**Extracted records**

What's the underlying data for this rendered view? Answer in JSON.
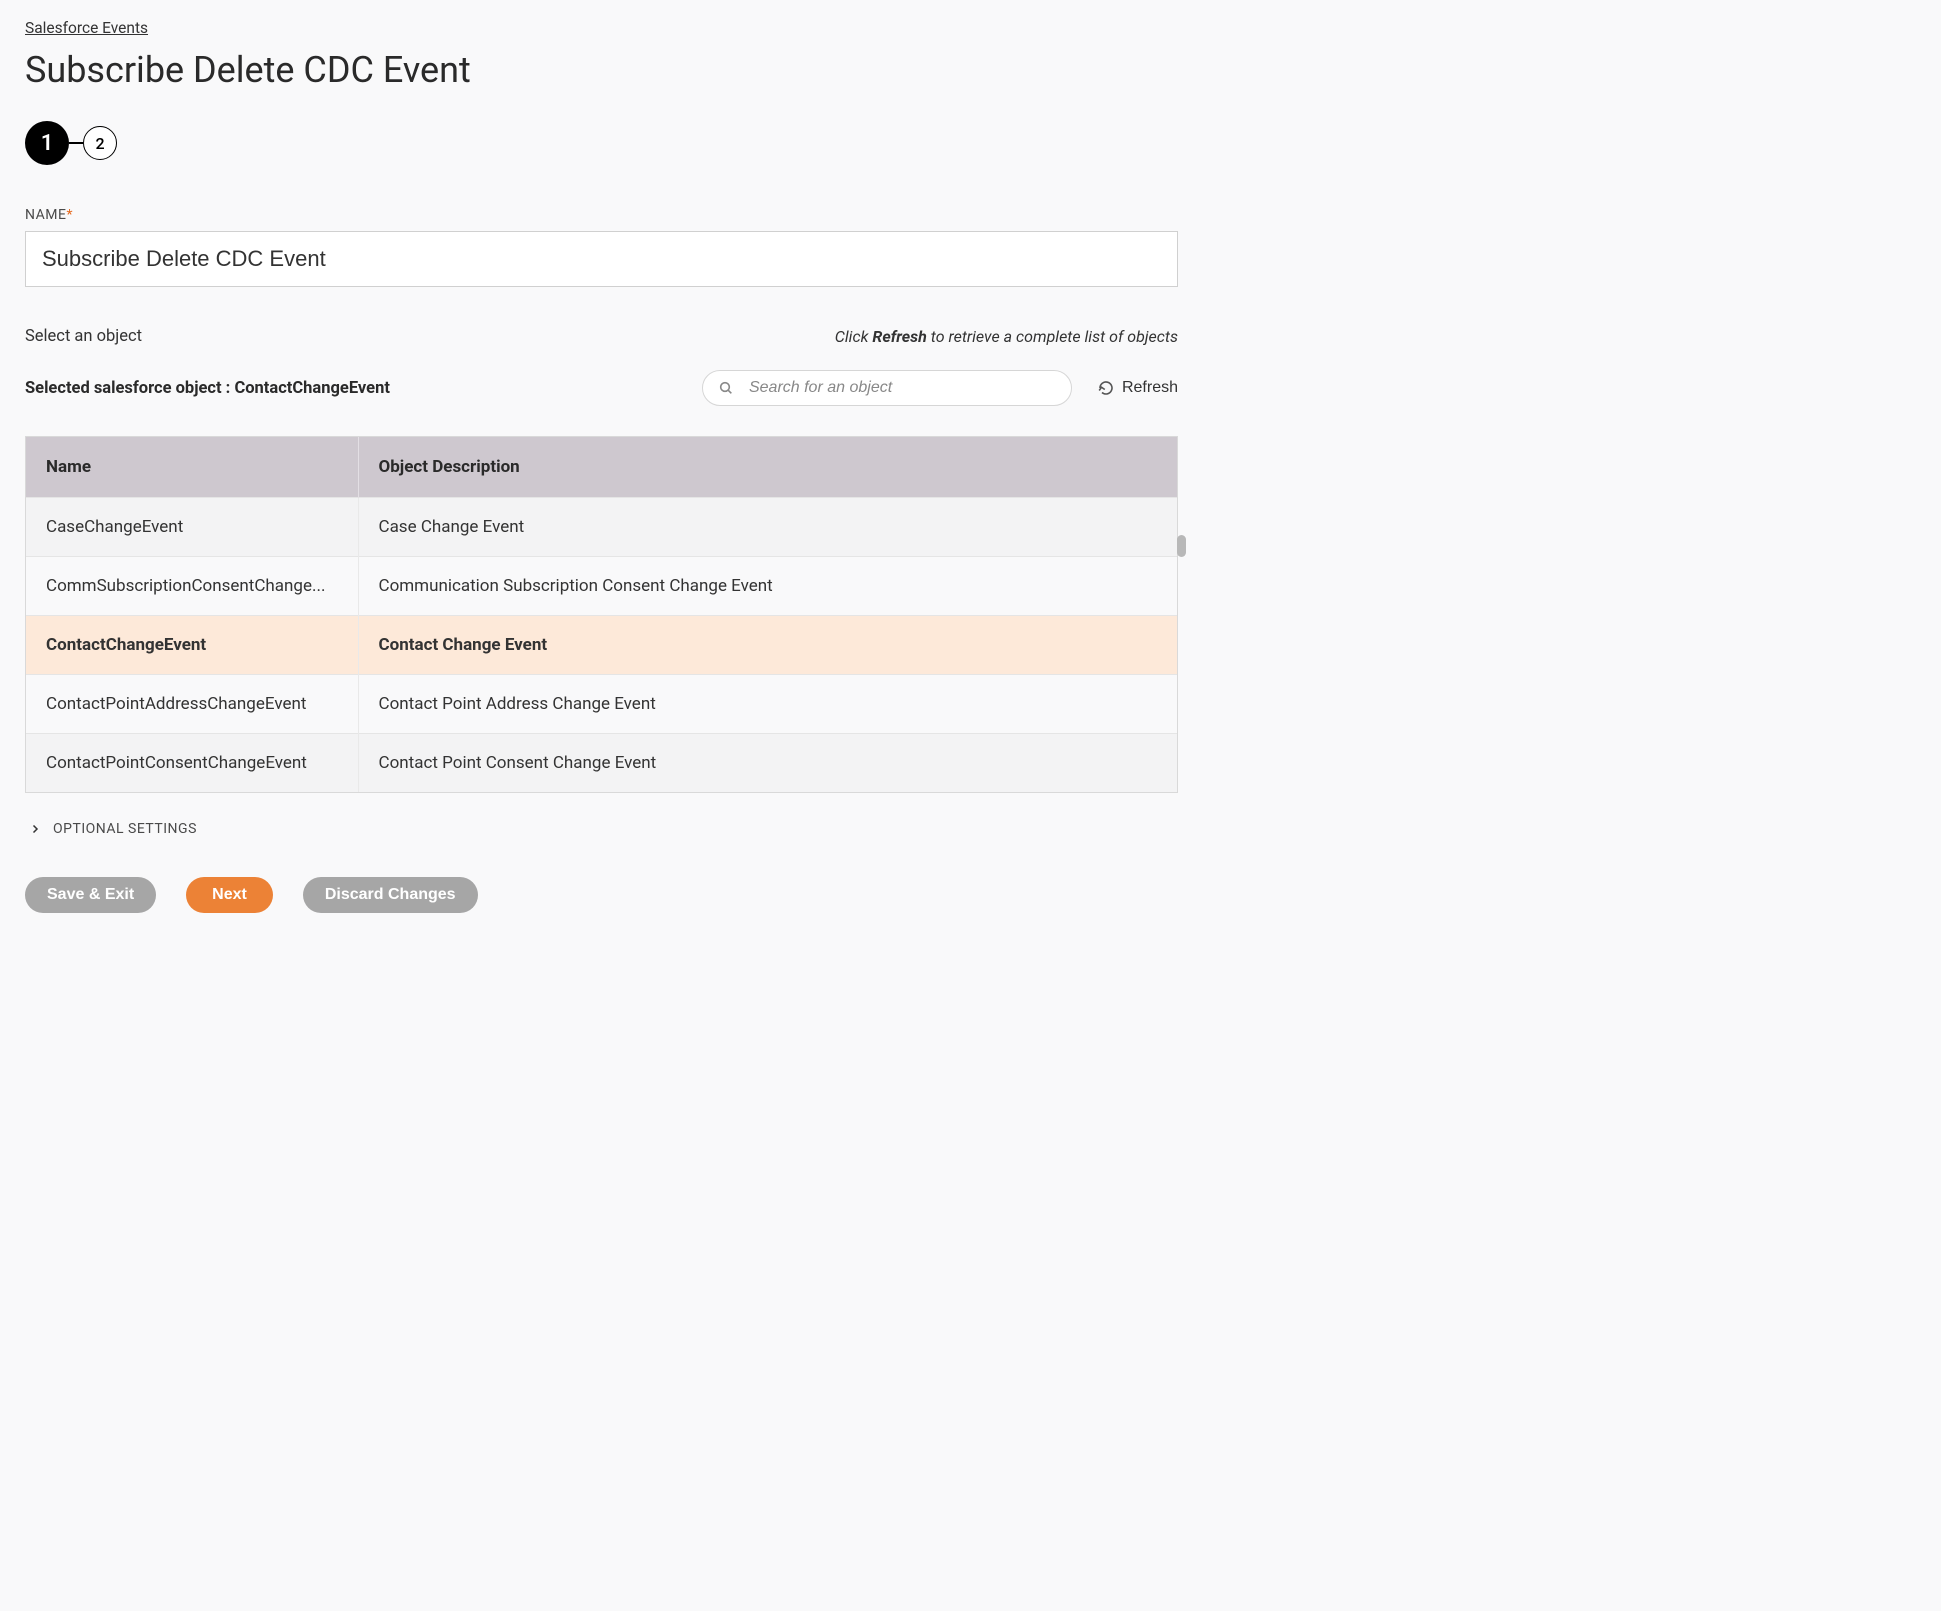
{
  "breadcrumb": "Salesforce Events",
  "page_title": "Subscribe Delete CDC Event",
  "stepper": {
    "step1": "1",
    "step2": "2"
  },
  "name_field": {
    "label": "NAME",
    "required_mark": "*",
    "value": "Subscribe Delete CDC Event"
  },
  "select_object_label": "Select an object",
  "hint": {
    "prefix": "Click ",
    "bold": "Refresh",
    "suffix": " to retrieve a complete list of objects"
  },
  "selected_object": {
    "prefix": "Selected salesforce object : ",
    "value": "ContactChangeEvent"
  },
  "search": {
    "placeholder": "Search for an object"
  },
  "refresh_label": "Refresh",
  "table": {
    "headers": {
      "name": "Name",
      "desc": "Object Description"
    },
    "rows": [
      {
        "name": "CaseChangeEvent",
        "desc": "Case Change Event",
        "alt": true
      },
      {
        "name": "CommSubscriptionConsentChange...",
        "desc": "Communication Subscription Consent Change Event"
      },
      {
        "name": "ContactChangeEvent",
        "desc": "Contact Change Event",
        "selected": true
      },
      {
        "name": "ContactPointAddressChangeEvent",
        "desc": "Contact Point Address Change Event"
      },
      {
        "name": "ContactPointConsentChangeEvent",
        "desc": "Contact Point Consent Change Event",
        "alt": true
      }
    ]
  },
  "optional_settings_label": "OPTIONAL SETTINGS",
  "buttons": {
    "save_exit": "Save & Exit",
    "next": "Next",
    "discard": "Discard Changes"
  }
}
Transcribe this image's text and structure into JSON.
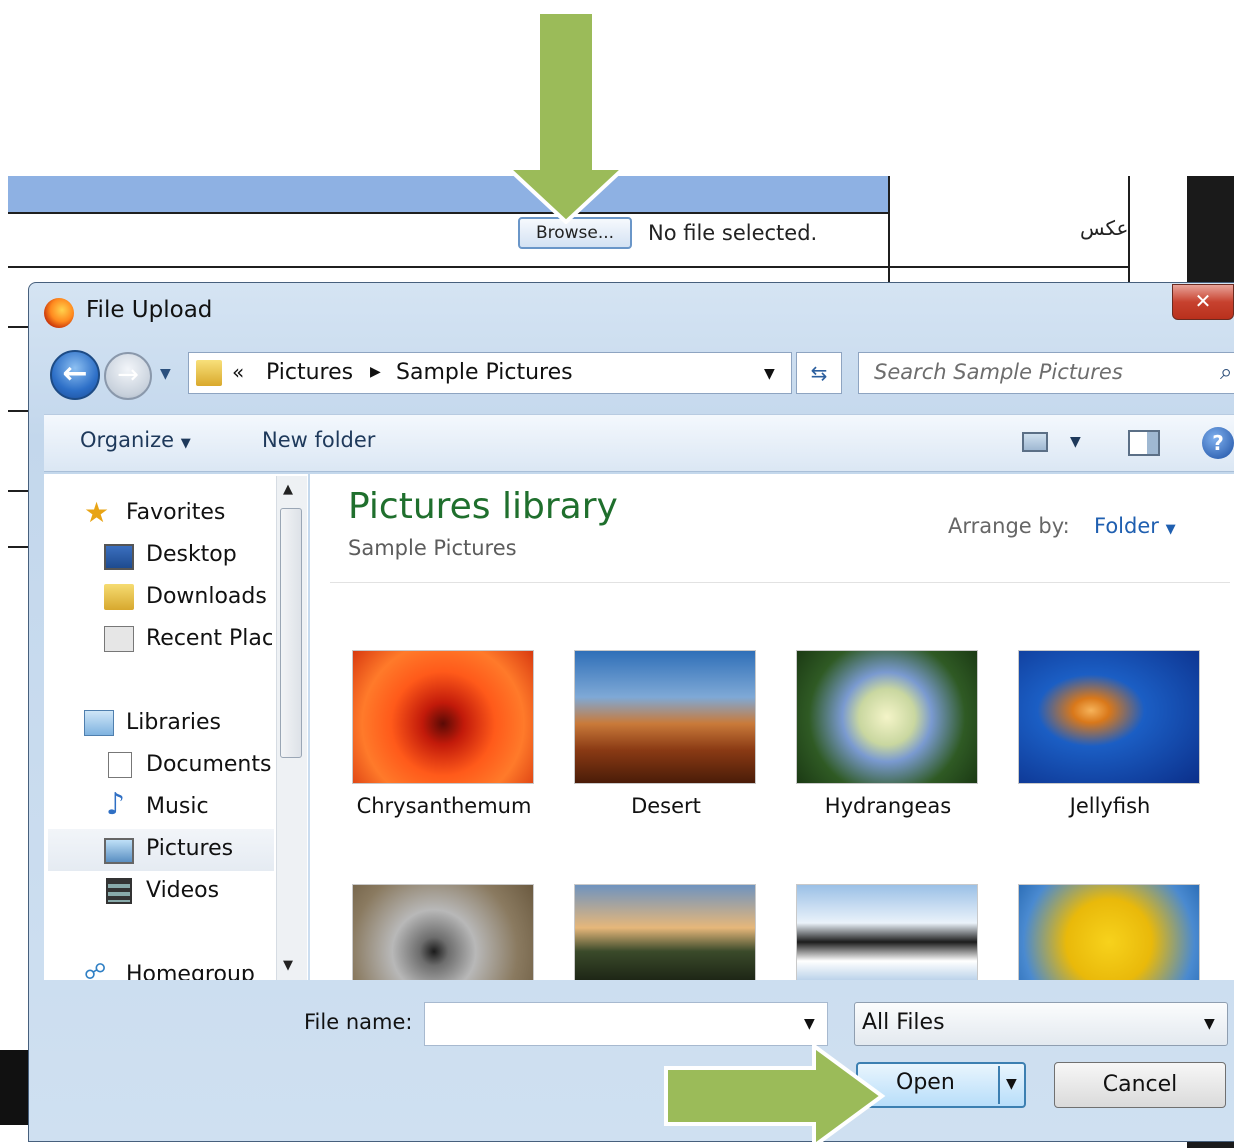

**Goal**
Without the pictures, restate all the entries above exactly.

**Solution for this task**
What's the underlying data for this rendered view? Answer in JSON.
{
  "breadcrumb": "Salesforce Events",
  "page_title": "Subscribe Delete CDC Event",
  "stepper": {
    "step1": "1",
    "step2": "2"
  },
  "name_field": {
    "label": "NAME",
    "required_mark": "*",
    "value": "Subscribe Delete CDC Event"
  },
  "select_object_label": "Select an object",
  "hint": {
    "prefix": "Click ",
    "bold": "Refresh",
    "suffix": " to retrieve a complete list of objects"
  },
  "selected_object": {
    "prefix": "Selected salesforce object : ",
    "value": "ContactChangeEvent"
  },
  "search": {
    "placeholder": "Search for an object"
  },
  "refresh_label": "Refresh",
  "table": {
    "headers": {
      "name": "Name",
      "desc": "Object Description"
    },
    "rows": [
      {
        "name": "CaseChangeEvent",
        "desc": "Case Change Event",
        "alt": true
      },
      {
        "name": "CommSubscriptionConsentChange...",
        "desc": "Communication Subscription Consent Change Event"
      },
      {
        "name": "ContactChangeEvent",
        "desc": "Contact Change Event",
        "selected": true
      },
      {
        "name": "ContactPointAddressChangeEvent",
        "desc": "Contact Point Address Change Event"
      },
      {
        "name": "ContactPointConsentChangeEvent",
        "desc": "Contact Point Consent Change Event",
        "alt": true
      }
    ]
  },
  "optional_settings_label": "OPTIONAL SETTINGS",
  "buttons": {
    "save_exit": "Save & Exit",
    "next": "Next",
    "discard": "Discard Changes"
  }
}
Transcribe this image's text and structure into JSON.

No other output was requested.